> _SHORT TASK A_
In the entries, retype the lines from the line with "weekday-header-friday: Friday —" to the line with "186, 120, 236]", keeping every character the same.

> _TEXT SHOWN_
========================================================================
American actor (born 1959)

William Oliver Campbell (born July 7, 1959) is an American film and television actor. He first gained recognition for his recurring role as Luke Fuller on the television series Dynasty, and as the titular character Cliff Secord / The Rocketeer in the superhero film The Rocketeer (1991). He then starred as Rick Sammler on Once and Again (1999–2002), earning a Golden Globe Award nomination for Best Actor – Television Series Drama.

He also portrayed Det. Joey Indelli on Crime Story (1986–88),' Dr. Jon Fielding on the miniseries Tales of the City (1993) and its sequels, Darren Richmond on The Killing (2011–13), and Dr. Alan Farragut on Helix (2014–15). Campbell starred as Det. John Cardinal on the Canadian CTV series Cardinal, for which he won three Canadian Screen Awards. He is also known for his film roles in Bram Stoker's Dracula (1992), Gettysburg (1993) and Enough (2002).

==Early life==
Campbell was born on July 7, 1959, in Charlottesville, Virginia. He attended Fork Union Military Academy, Western Albemarle High School and New Trier East High School. His parents divorced when he was very young. He moved to Chicago to study at the American Academy of Art College, but instead chose to pursue acting as a profession, taking classes at the Ted Liss Studio and the Second City Training Center.
========================================================================
[Collection entries]
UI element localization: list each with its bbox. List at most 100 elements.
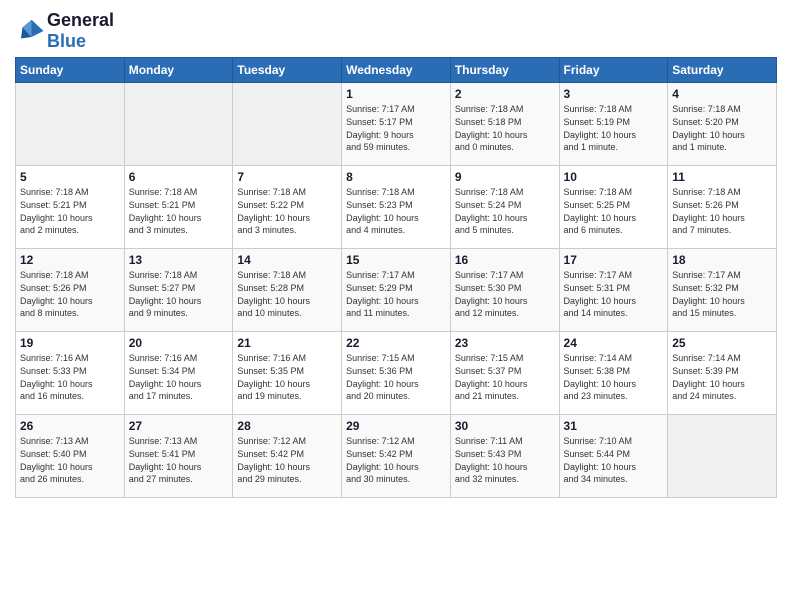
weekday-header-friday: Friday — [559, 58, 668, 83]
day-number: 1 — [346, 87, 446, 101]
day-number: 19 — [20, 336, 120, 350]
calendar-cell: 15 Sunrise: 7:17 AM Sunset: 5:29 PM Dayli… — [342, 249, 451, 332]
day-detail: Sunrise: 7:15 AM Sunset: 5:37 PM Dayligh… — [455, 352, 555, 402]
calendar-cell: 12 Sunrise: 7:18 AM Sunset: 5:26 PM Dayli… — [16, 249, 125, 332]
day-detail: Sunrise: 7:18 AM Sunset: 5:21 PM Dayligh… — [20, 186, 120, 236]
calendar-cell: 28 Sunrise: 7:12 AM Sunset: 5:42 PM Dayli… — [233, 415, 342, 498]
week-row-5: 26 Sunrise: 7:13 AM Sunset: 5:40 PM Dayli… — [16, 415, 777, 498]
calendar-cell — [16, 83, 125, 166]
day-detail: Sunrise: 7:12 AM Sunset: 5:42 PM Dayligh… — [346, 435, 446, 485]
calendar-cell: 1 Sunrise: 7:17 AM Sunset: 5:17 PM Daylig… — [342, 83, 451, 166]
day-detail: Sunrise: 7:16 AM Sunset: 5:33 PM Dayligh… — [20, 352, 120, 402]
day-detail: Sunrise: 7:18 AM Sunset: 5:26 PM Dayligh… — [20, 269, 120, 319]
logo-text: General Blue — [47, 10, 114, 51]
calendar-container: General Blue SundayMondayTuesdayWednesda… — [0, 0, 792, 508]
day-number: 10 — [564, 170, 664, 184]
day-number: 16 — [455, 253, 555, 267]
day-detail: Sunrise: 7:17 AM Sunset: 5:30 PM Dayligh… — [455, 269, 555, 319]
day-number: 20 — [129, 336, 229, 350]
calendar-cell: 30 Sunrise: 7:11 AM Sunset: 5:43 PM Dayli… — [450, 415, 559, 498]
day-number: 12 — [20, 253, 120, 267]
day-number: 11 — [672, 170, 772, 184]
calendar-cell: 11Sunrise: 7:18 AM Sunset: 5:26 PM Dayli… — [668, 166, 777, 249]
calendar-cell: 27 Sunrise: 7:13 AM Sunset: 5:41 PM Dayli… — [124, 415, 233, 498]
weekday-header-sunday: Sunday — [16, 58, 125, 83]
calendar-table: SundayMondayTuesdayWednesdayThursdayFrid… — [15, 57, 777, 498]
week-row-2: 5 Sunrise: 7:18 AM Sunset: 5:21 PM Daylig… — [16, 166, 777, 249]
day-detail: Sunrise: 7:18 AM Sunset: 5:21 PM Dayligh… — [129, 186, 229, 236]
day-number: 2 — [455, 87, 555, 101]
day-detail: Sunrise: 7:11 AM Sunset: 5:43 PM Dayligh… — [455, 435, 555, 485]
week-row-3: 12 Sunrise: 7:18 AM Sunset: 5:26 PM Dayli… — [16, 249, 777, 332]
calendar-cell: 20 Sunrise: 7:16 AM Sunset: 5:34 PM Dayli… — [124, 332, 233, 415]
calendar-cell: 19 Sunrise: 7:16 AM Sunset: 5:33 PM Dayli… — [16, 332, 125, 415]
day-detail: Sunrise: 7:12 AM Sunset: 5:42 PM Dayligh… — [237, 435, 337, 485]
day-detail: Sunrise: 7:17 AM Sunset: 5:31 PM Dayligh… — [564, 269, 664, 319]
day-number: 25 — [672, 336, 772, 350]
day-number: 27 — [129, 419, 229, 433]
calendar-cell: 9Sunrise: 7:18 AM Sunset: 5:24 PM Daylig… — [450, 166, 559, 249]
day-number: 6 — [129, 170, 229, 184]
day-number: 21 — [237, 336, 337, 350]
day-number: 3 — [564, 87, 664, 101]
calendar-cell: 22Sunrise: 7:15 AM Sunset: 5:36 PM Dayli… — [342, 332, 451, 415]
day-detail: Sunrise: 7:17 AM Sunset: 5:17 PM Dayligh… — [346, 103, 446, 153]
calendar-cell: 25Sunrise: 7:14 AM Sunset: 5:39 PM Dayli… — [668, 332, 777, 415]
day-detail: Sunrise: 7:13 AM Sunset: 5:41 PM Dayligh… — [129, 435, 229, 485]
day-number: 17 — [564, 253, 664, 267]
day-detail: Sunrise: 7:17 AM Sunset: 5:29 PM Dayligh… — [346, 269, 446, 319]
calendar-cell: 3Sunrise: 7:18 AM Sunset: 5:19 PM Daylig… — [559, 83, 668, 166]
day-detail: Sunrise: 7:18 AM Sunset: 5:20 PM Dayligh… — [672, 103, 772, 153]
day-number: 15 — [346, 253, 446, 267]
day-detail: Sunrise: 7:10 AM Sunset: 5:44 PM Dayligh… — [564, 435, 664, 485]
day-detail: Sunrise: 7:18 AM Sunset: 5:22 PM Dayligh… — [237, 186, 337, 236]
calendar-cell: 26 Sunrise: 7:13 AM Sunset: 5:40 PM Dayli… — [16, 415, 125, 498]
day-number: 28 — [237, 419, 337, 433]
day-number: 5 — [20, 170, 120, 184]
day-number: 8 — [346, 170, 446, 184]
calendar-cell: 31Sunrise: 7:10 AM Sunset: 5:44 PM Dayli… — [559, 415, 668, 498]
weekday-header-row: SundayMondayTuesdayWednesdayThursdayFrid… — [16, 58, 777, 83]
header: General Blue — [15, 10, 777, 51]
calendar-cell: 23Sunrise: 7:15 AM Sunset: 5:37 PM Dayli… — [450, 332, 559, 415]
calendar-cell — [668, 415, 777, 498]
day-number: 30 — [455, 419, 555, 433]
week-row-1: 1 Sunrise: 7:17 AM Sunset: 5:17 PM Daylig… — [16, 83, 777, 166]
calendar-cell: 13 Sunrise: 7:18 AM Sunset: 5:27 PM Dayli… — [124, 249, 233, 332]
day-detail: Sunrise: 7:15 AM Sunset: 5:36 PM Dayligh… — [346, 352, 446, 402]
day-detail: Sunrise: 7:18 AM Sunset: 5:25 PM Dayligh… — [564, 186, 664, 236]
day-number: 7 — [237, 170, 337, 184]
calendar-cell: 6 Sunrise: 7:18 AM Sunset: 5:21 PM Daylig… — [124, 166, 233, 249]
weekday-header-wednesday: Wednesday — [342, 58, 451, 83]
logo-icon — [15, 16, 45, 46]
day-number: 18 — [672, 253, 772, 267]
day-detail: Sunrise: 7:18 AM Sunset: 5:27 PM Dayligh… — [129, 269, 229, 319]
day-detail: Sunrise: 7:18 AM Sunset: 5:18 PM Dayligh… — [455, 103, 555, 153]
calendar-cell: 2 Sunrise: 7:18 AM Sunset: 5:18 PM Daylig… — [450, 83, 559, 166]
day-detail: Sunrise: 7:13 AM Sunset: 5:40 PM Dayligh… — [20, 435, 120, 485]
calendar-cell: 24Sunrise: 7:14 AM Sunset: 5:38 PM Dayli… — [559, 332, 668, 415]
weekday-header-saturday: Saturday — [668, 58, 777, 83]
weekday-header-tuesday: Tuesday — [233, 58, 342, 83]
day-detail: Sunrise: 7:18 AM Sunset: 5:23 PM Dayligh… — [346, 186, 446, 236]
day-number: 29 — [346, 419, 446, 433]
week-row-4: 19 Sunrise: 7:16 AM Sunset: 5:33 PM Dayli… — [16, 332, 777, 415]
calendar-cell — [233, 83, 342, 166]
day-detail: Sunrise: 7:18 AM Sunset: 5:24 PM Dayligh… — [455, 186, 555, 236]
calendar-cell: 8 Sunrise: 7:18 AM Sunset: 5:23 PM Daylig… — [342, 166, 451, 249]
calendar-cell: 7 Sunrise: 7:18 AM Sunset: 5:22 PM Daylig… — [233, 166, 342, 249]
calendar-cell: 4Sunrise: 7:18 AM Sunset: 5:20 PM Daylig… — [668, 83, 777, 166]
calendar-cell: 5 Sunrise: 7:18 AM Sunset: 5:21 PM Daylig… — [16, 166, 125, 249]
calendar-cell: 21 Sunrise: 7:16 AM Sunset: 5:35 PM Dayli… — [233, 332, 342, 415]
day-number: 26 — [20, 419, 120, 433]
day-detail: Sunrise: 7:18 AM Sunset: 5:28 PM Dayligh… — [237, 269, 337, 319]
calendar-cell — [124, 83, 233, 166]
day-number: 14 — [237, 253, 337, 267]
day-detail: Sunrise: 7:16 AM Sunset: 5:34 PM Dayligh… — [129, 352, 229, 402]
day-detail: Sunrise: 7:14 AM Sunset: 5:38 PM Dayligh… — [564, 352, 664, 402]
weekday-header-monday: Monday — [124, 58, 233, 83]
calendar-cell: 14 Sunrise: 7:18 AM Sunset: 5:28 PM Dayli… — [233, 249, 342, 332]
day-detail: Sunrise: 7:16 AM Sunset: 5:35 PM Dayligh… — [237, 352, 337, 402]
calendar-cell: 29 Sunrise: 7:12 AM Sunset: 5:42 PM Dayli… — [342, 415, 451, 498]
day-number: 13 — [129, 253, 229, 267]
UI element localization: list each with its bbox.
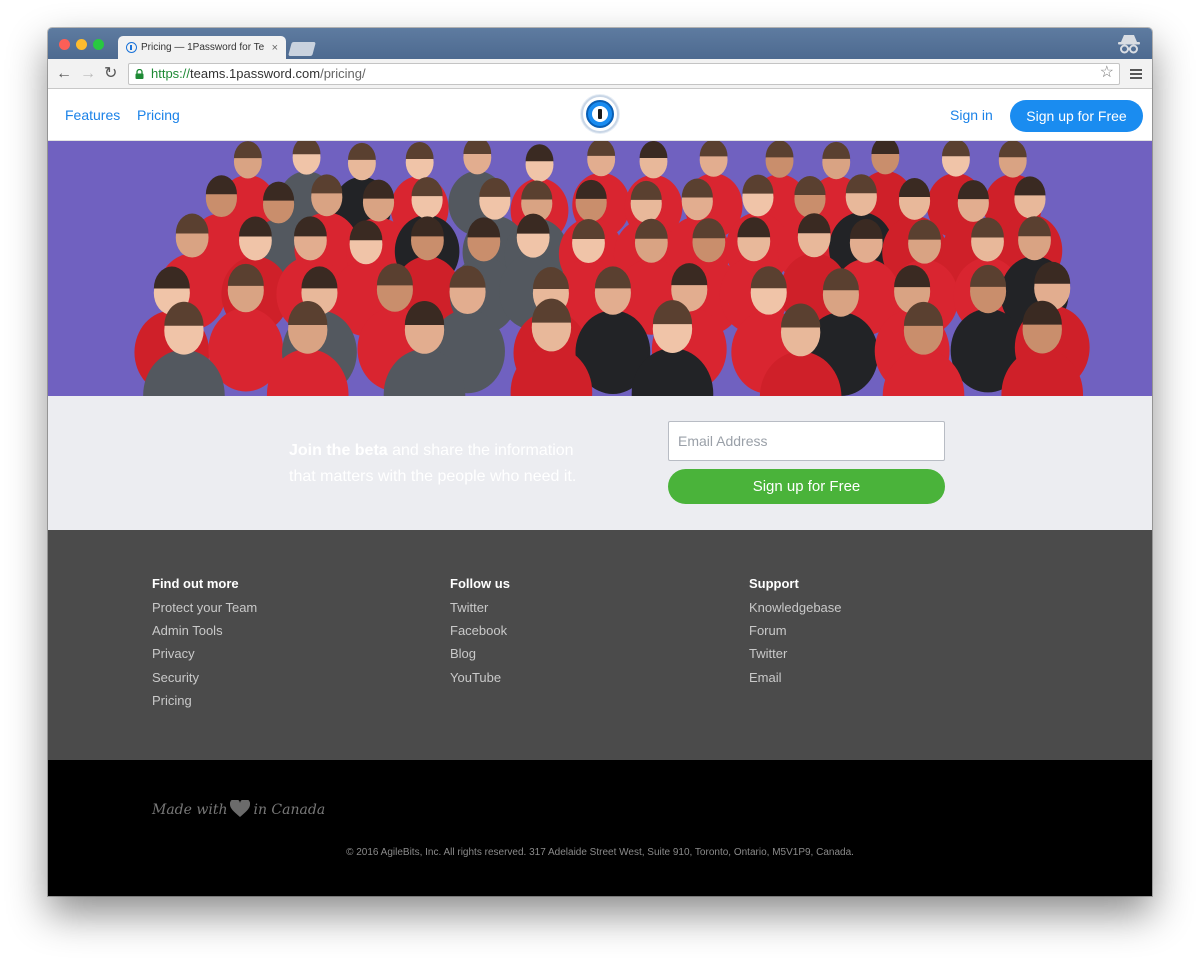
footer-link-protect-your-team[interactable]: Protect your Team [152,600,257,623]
========================================================================
> _SHORT TASK B_
List every film named in the text about the actor.

> _PROBLEM SOLUTION A_
weekday-header-friday: Friday — [559, 58, 668, 83]
day-number: 1 — [346, 87, 446, 101]
day-number: 19 — [20, 336, 120, 350]
calendar-cell: 15 Sunrise: 7:17 AM Sunset: 5:29 PM Dayli… — [342, 249, 451, 332]
day-detail: Sunrise: 7:15 AM Sunset: 5:37 PM Dayligh… — [455, 352, 555, 402]
calendar-cell: 12 Sunrise: 7:18 AM Sunset: 5:26 PM Dayli… — [16, 249, 125, 332]
day-detail: Sunrise: 7:18 AM Sunset: 5:21 PM Dayligh… — [20, 186, 120, 236]

> _PROBLEM SOLUTION B_
The Rocketeer (1991)
Bram Stoker's Dracula (1992)
Gettysburg (1993)
Enough (2002)